## PROBLEM:
Look for "série" in each line of the entries, and return the matching lines.

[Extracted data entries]
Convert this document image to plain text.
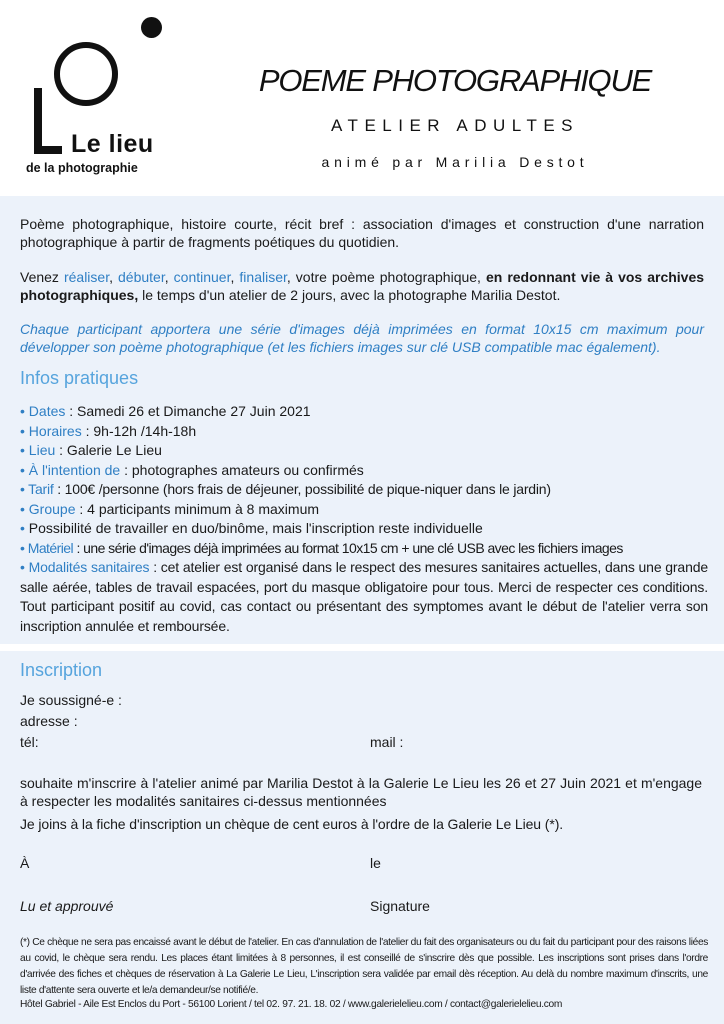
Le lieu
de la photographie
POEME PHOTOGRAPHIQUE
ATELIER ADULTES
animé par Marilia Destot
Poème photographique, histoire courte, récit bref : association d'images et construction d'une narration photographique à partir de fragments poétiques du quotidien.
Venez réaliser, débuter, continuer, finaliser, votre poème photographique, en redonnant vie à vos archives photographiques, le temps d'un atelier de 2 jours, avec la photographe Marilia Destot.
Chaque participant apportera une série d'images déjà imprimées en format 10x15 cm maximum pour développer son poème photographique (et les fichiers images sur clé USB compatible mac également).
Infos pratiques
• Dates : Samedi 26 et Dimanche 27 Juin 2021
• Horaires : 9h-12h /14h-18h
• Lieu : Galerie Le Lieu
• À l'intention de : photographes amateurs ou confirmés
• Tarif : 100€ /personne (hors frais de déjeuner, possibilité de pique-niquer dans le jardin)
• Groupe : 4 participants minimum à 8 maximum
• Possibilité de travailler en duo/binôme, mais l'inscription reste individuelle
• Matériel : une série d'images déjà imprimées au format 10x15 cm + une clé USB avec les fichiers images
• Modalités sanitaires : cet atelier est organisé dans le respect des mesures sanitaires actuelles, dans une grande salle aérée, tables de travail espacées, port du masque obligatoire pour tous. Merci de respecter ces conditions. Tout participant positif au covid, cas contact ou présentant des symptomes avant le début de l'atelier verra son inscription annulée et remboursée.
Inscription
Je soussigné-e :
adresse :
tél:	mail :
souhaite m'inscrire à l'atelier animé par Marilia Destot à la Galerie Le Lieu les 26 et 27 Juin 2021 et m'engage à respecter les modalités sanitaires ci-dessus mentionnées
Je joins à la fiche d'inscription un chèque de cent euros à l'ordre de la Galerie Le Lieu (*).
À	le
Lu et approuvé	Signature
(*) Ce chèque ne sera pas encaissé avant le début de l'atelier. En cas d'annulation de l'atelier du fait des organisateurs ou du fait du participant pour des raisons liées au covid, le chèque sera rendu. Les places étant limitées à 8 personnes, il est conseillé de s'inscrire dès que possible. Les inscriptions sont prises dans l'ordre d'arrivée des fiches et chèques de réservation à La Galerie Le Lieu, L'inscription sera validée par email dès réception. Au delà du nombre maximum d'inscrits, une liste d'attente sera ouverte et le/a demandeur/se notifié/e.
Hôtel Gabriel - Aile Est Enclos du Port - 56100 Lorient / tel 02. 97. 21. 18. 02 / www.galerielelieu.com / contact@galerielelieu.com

--

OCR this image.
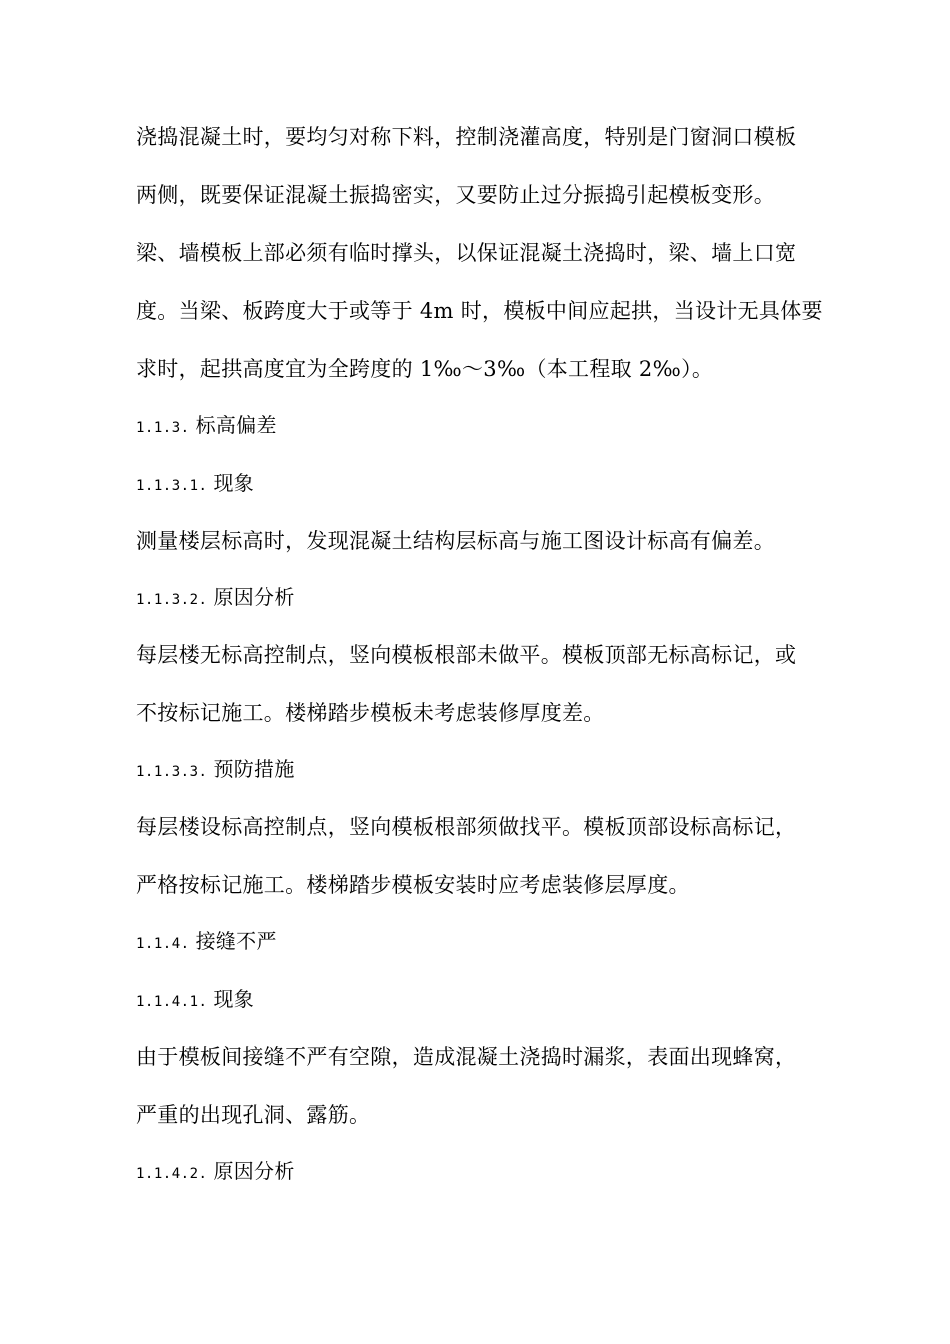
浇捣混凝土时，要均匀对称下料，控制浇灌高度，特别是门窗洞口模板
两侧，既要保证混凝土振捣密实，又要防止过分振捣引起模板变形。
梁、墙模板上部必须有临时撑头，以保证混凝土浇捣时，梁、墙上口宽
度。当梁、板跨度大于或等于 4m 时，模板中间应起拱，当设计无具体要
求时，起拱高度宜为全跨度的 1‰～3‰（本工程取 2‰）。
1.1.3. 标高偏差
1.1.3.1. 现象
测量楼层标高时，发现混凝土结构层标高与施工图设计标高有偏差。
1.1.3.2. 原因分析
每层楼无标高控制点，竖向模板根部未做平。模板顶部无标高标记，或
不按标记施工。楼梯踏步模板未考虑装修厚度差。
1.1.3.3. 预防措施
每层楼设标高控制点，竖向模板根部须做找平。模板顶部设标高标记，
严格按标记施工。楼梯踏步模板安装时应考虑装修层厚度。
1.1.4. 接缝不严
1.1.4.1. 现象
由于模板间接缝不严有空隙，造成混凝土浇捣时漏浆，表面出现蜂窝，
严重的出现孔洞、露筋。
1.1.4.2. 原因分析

---

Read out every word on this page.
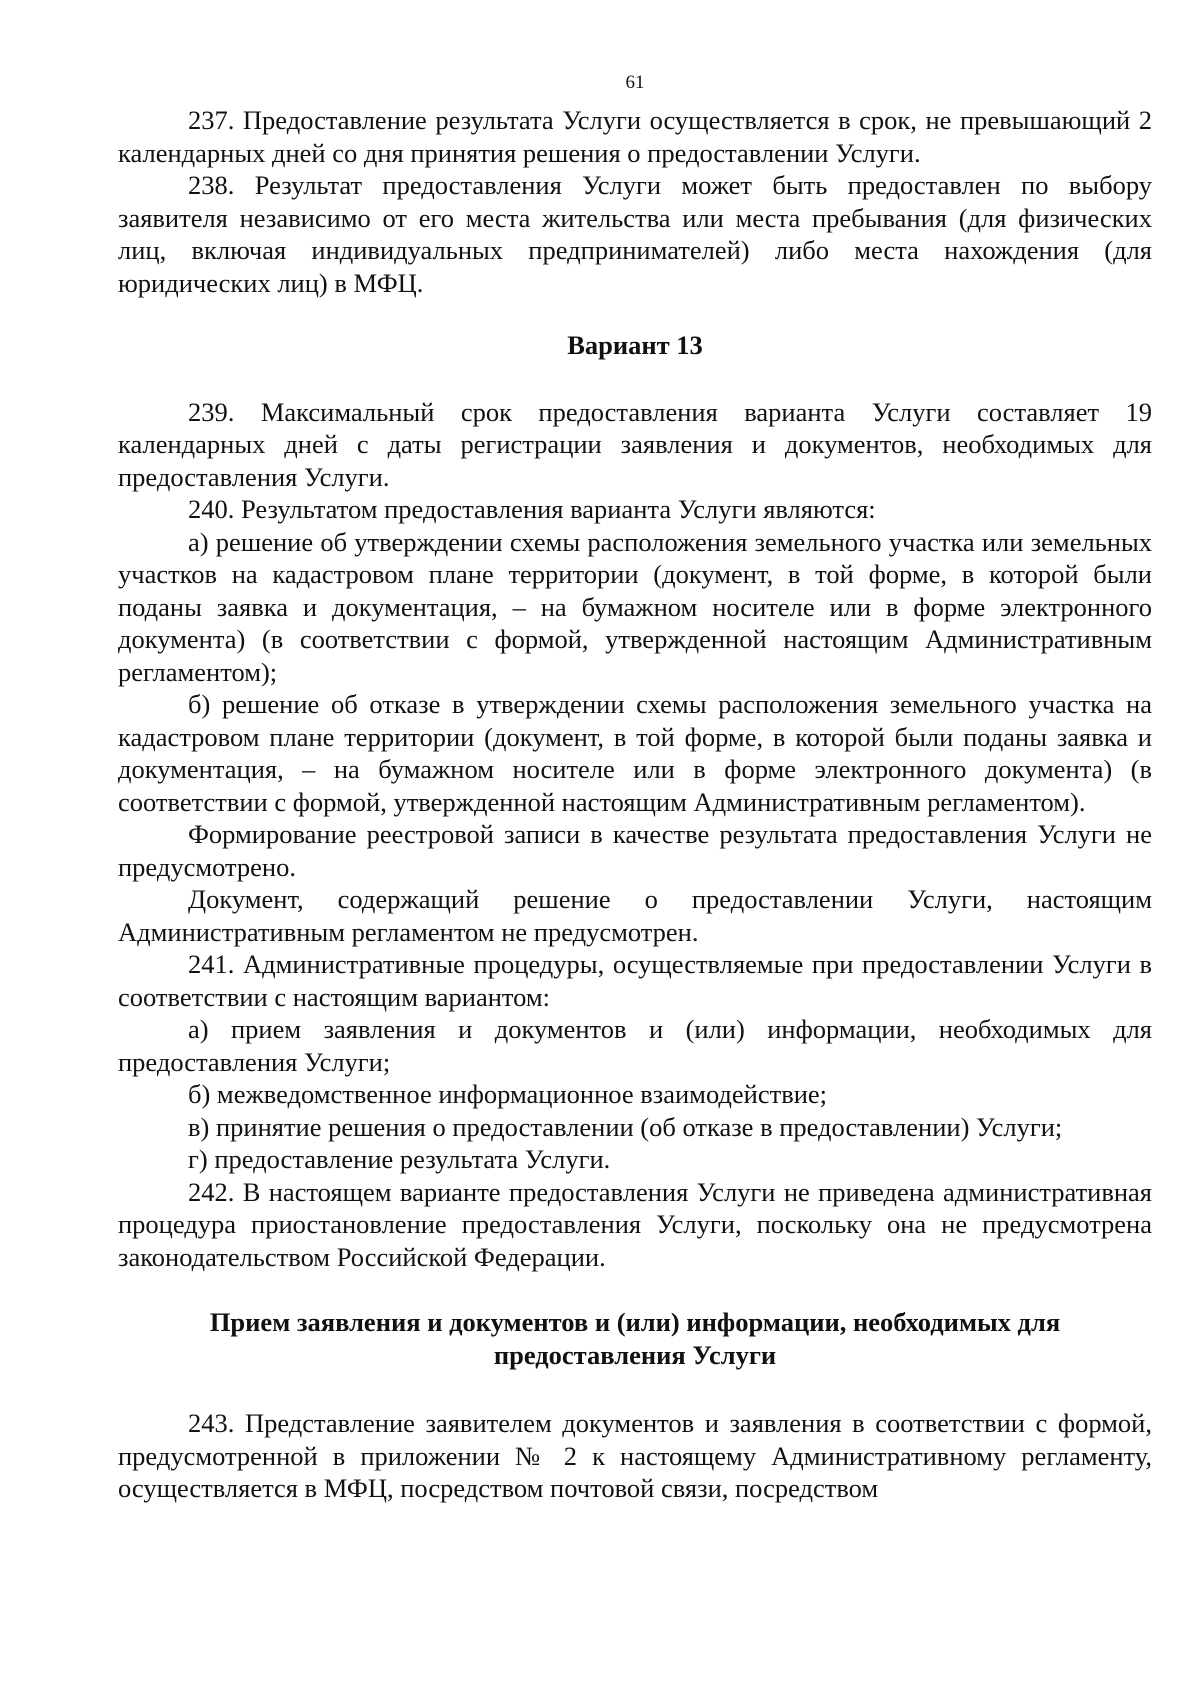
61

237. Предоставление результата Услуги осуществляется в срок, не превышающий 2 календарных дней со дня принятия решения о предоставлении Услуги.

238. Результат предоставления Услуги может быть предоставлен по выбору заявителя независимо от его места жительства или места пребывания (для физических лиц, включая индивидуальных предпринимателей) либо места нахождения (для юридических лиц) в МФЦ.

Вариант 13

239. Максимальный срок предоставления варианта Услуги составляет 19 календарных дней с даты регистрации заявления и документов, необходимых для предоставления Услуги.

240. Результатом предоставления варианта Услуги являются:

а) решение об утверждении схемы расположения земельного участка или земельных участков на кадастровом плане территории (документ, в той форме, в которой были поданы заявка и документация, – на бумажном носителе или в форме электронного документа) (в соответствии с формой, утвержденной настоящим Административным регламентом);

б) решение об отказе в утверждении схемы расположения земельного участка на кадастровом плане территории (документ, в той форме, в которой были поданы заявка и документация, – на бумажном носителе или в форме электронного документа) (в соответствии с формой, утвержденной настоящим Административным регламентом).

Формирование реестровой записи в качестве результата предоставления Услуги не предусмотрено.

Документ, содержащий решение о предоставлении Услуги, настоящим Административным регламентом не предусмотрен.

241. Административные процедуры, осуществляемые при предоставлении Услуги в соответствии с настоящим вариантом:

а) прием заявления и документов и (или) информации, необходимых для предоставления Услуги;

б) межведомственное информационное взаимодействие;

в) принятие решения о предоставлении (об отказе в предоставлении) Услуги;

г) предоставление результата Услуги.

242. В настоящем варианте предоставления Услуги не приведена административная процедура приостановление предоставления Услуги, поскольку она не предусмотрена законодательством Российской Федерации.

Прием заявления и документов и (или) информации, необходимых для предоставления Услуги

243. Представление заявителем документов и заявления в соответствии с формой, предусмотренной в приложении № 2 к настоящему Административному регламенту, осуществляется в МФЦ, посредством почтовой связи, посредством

## TASK RESPONSE:
Chaque participant apportera une série d'images déjà imprimées en format 10x15 cm maximum pour développer son poème photographique (et les fichiers images sur clé USB compatible mac également).
• Matériel : une série d'images déjà imprimées au format 10x15 cm + une clé USB avec les fichiers images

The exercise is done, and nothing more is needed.